(Dataset records)
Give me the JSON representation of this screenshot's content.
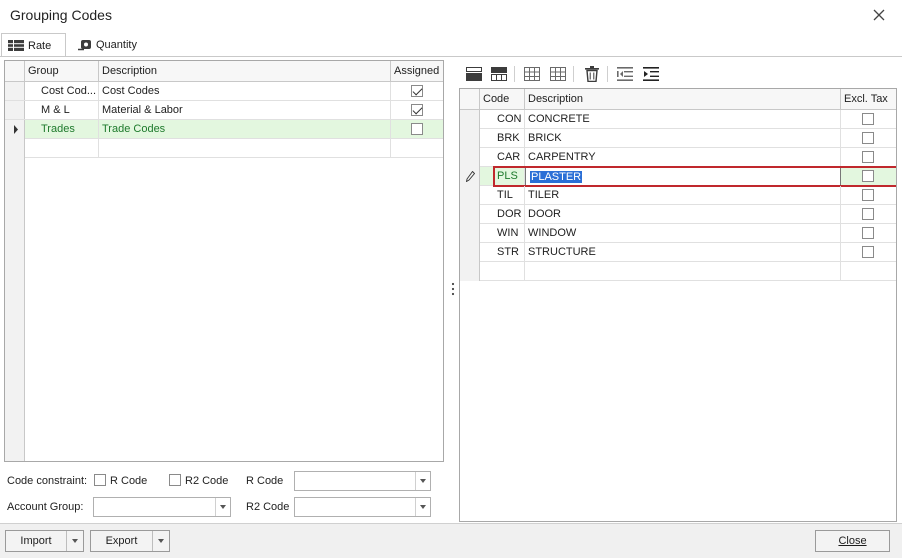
{
  "window": {
    "title": "Grouping Codes"
  },
  "tabs": [
    {
      "label": "Rate",
      "active": true,
      "icon": "table-grid-icon"
    },
    {
      "label": "Quantity",
      "active": false,
      "icon": "tape-measure-icon"
    }
  ],
  "group_grid": {
    "columns": [
      "Group",
      "Description",
      "Assigned"
    ],
    "rows": [
      {
        "group": "Cost Cod...",
        "description": "Cost Codes",
        "assigned": true,
        "selected": false
      },
      {
        "group": "M & L",
        "description": "Material & Labor",
        "assigned": true,
        "selected": false
      },
      {
        "group": "Trades",
        "description": "Trade Codes",
        "assigned": false,
        "selected": true
      }
    ]
  },
  "code_toolbar": {
    "icons": [
      "insert-row-above-icon",
      "insert-row-below-icon",
      "table-icon",
      "table-add-icon",
      "delete-icon",
      "outdent-icon",
      "indent-icon"
    ]
  },
  "code_grid": {
    "columns": [
      "Code",
      "Description",
      "Excl. Tax"
    ],
    "rows": [
      {
        "code": "CON",
        "description": "CONCRETE",
        "excl_tax": false
      },
      {
        "code": "BRK",
        "description": "BRICK",
        "excl_tax": false
      },
      {
        "code": "CAR",
        "description": "CARPENTRY",
        "excl_tax": false
      },
      {
        "code": "PLS",
        "description": "PLASTER",
        "excl_tax": false,
        "editing": true
      },
      {
        "code": "TIL",
        "description": "TILER",
        "excl_tax": false
      },
      {
        "code": "DOR",
        "description": "DOOR",
        "excl_tax": false
      },
      {
        "code": "WIN",
        "description": "WINDOW",
        "excl_tax": false
      },
      {
        "code": "STR",
        "description": "STRUCTURE",
        "excl_tax": false
      }
    ]
  },
  "filters": {
    "code_constraint_label": "Code constraint:",
    "r_code_check_label": "R Code",
    "r2_code_check_label": "R2 Code",
    "r_code_label": "R Code",
    "r2_code_label": "R2 Code",
    "account_group_label": "Account Group:",
    "r_code_value": "",
    "r2_code_value": "",
    "account_group_value": ""
  },
  "buttons": {
    "import": "Import",
    "export": "Export",
    "close": "Close"
  },
  "colors": {
    "selected_row_bg": "#e3f7df",
    "selected_row_text": "#1e7a2c",
    "highlight_border": "#c0282d",
    "edit_selection_bg": "#2b6fd6"
  }
}
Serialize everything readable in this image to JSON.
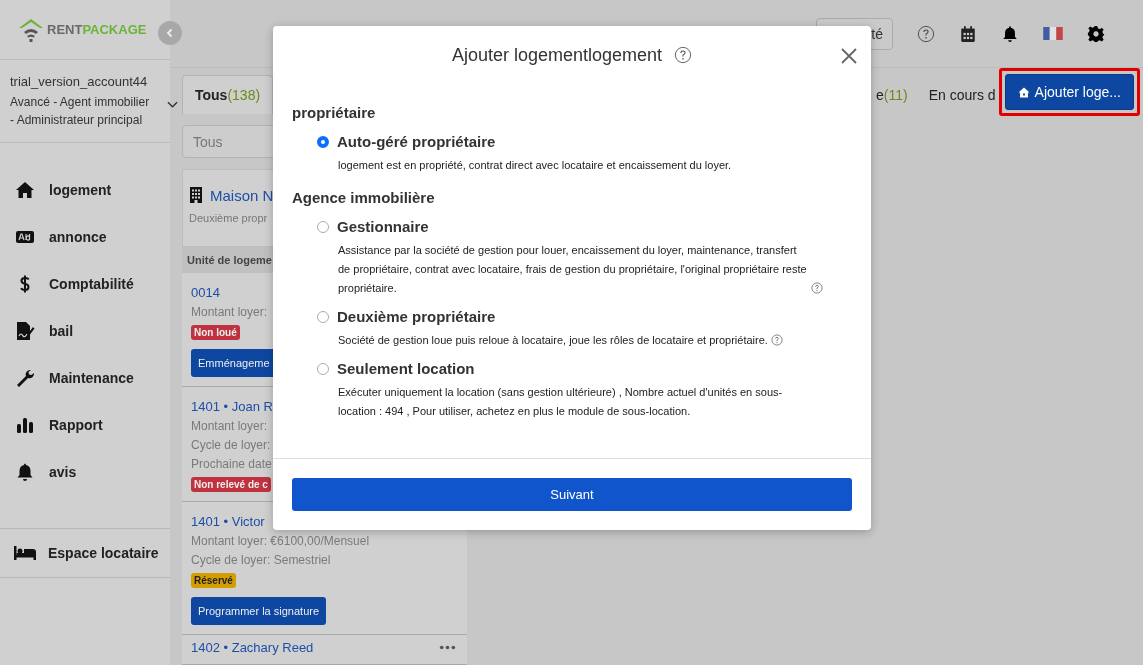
{
  "sidebar": {
    "logo": {
      "part_1": "RENT",
      "part_2": "PACKAGE"
    },
    "account": {
      "name": "trial_version_account44",
      "role": "Avancé - Agent immobilier - Administrateur principal"
    },
    "nav": [
      {
        "label": "logement"
      },
      {
        "label": "annonce"
      },
      {
        "label": "Comptabilité"
      },
      {
        "label": "bail"
      },
      {
        "label": "Maintenance"
      },
      {
        "label": "Rapport"
      },
      {
        "label": "avis"
      }
    ],
    "footer_item": {
      "label": "Espace locataire"
    }
  },
  "topbar": {
    "button": "té"
  },
  "tabs": [
    {
      "label": "Tous",
      "count": "(138)",
      "selected": true
    },
    {
      "label": "e",
      "count": "(11)",
      "selected": false
    },
    {
      "label": "En cours d",
      "selected": false
    }
  ],
  "add_button": {
    "label": "Ajouter loge...",
    "highlighted": true
  },
  "filter": {
    "placeholder": "Tous"
  },
  "property": {
    "name": "Maison N",
    "subtitle": "Deuxième propr"
  },
  "units_header": "Unité de logeme",
  "units": [
    {
      "title": "0014",
      "lines": [
        "Montant loyer:"
      ],
      "badge": {
        "text": "Non loué",
        "kind": "danger"
      },
      "button": "Emménageme"
    },
    {
      "title": "1401 • Joan R",
      "lines": [
        "Montant loyer:",
        "Cycle de loyer:",
        "Prochaine date"
      ],
      "badge": {
        "text": "Non relevé de c",
        "kind": "danger"
      }
    },
    {
      "title": "1401 • Victor",
      "lines": [
        "Montant loyer: €6100,00/Mensuel",
        "Cycle de loyer: Semestriel"
      ],
      "badge": {
        "text": "Réservé",
        "kind": "warning"
      },
      "button": "Programmer la signature"
    },
    {
      "title": "1402 • Zachary Reed",
      "menu": true
    }
  ],
  "modal": {
    "title": "Ajouter logementlogement",
    "groups": [
      {
        "heading": "propriétaire",
        "options": [
          {
            "label": "Auto-géré propriétaire",
            "description": "logement est en propriété, contrat direct avec locataire et encaissement du loyer.",
            "selected": true
          }
        ]
      },
      {
        "heading": "Agence immobilière",
        "options": [
          {
            "label": "Gestionnaire",
            "description": "Assistance par la société de gestion pour louer, encaissement du loyer, maintenance, transfert de propriétaire, contrat avec locataire, frais de gestion du propriétaire, l'original propriétaire reste propriétaire.",
            "help": true,
            "selected": false
          },
          {
            "label": "Deuxième propriétaire",
            "description": "Société de gestion loue puis reloue à locataire, joue les rôles de locataire et propriétaire.",
            "help": true,
            "selected": false
          },
          {
            "label": "Seulement location",
            "description": "Exécuter uniquement la location (sans gestion ultérieure) , Nombre actuel d'unités en sous-location : 494 , Pour utiliser, achetez en plus le module de sous-location.",
            "selected": false
          }
        ]
      }
    ],
    "button": "Suivant"
  }
}
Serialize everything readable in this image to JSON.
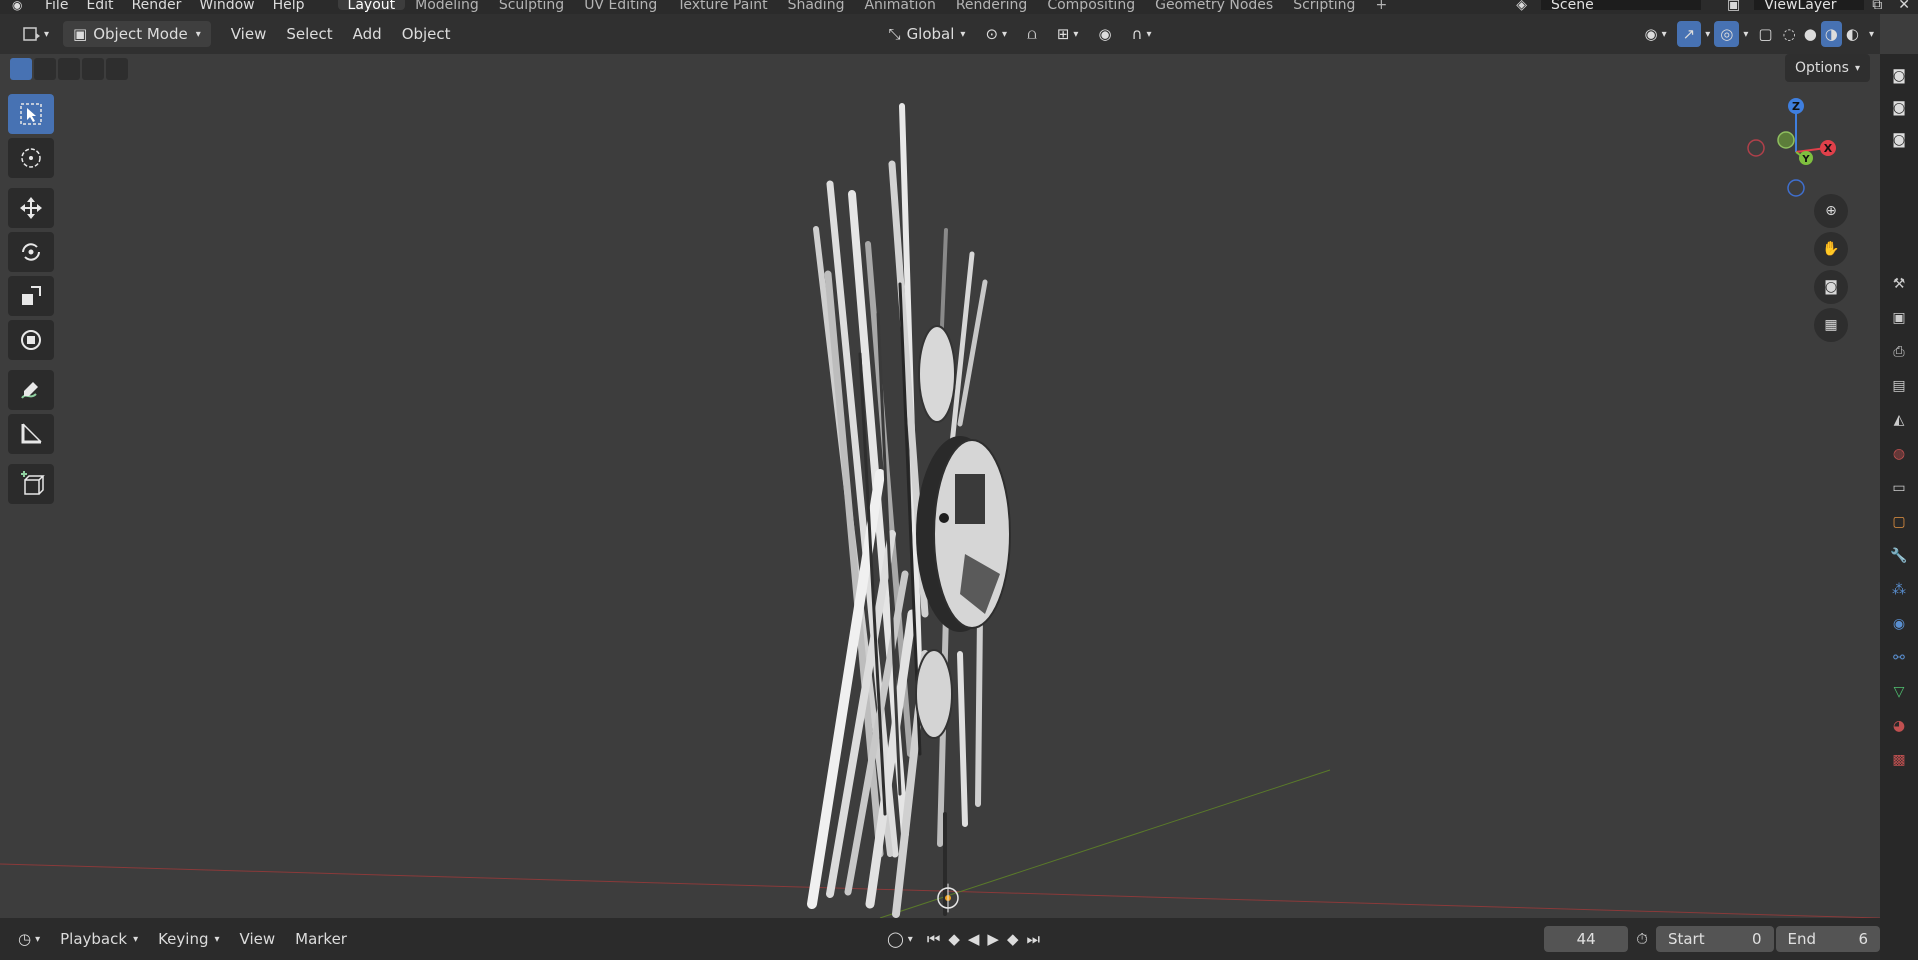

→ Instructions to follow:
Pull out every line of the records above that contains the word "encaissement".

→ Result of the task:
            "description": "logement est en propriété, contrat direct avec locataire et encaissement du loyer.",
            "description": "Assistance par la société de gestion pour louer, encaissement du loyer, maintenance, transfert de propriétaire, contrat avec locataire, frais de gestion du propriétaire, l'original propriétaire reste propriétaire.",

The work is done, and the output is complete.